** Start of Material for the task **

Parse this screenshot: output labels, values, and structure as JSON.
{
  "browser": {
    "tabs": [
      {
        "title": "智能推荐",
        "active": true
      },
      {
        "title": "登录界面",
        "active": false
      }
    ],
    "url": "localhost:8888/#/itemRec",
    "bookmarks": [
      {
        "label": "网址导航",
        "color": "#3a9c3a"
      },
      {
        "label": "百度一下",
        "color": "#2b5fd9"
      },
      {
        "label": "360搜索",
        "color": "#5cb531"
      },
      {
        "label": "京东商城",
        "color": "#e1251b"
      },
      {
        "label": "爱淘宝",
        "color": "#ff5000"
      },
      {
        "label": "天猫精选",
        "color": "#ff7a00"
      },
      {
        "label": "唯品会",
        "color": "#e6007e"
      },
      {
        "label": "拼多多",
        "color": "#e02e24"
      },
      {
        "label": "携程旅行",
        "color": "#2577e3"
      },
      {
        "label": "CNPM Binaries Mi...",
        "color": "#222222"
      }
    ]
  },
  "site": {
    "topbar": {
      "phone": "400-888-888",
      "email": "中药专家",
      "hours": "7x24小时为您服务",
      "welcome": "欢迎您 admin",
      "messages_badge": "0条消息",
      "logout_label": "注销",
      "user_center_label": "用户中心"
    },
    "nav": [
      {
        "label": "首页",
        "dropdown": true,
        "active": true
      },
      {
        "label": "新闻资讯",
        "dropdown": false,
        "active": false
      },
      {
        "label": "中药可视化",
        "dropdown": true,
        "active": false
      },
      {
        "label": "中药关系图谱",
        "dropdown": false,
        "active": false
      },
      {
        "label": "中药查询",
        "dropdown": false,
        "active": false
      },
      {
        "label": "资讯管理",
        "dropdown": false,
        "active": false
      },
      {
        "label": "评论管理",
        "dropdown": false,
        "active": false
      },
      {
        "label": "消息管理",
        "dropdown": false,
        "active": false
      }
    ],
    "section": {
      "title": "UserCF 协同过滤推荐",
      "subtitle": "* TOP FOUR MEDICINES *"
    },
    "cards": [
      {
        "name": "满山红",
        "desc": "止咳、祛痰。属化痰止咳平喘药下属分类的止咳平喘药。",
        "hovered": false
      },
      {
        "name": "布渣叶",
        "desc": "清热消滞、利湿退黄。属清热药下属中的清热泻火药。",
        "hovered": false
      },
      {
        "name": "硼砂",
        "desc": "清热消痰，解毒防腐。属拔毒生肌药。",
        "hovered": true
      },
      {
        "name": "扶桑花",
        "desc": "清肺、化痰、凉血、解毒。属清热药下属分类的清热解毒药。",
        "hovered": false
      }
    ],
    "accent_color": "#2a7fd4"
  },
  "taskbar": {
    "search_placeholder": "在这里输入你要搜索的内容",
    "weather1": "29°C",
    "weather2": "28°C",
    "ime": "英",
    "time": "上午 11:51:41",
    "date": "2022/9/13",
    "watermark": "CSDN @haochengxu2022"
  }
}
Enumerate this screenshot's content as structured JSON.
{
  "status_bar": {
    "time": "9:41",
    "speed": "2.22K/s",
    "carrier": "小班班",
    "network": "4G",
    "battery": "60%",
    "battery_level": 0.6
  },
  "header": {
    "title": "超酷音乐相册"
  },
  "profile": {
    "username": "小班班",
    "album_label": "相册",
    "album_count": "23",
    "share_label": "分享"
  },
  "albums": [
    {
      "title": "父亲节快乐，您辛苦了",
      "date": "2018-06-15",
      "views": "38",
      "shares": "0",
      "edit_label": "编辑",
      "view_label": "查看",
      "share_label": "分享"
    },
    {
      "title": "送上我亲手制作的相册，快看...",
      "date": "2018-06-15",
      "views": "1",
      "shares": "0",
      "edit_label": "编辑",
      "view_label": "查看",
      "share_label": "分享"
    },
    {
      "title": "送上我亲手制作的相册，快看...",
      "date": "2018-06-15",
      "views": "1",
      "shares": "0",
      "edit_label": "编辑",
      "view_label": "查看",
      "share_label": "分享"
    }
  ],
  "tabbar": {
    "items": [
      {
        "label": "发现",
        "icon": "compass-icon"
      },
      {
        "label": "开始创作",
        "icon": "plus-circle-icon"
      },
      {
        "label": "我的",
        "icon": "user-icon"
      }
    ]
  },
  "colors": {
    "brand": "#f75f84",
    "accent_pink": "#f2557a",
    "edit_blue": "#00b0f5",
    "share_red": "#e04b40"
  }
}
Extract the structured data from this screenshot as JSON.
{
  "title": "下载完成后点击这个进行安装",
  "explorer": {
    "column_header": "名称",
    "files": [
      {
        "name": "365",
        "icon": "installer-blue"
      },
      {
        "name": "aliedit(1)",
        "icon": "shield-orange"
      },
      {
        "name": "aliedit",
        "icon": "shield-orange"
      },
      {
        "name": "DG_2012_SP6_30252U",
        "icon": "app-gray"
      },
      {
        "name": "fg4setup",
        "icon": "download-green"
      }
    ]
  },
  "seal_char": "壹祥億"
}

** End of Material for the task **

:: Stated goal ::
Pull out and copy each line containing the string "desc".

:: Complete output ::
        "desc": "止咳、祛痰。属化痰止咳平喘药下属分类的止咳平喘药。",
        "desc": "清热消滞、利湿退黄。属清热药下属中的清热泻火药。",
        "desc": "清热消痰，解毒防腐。属拔毒生肌药。",
        "desc": "清肺、化痰、凉血、解毒。属清热药下属分类的清热解毒药。",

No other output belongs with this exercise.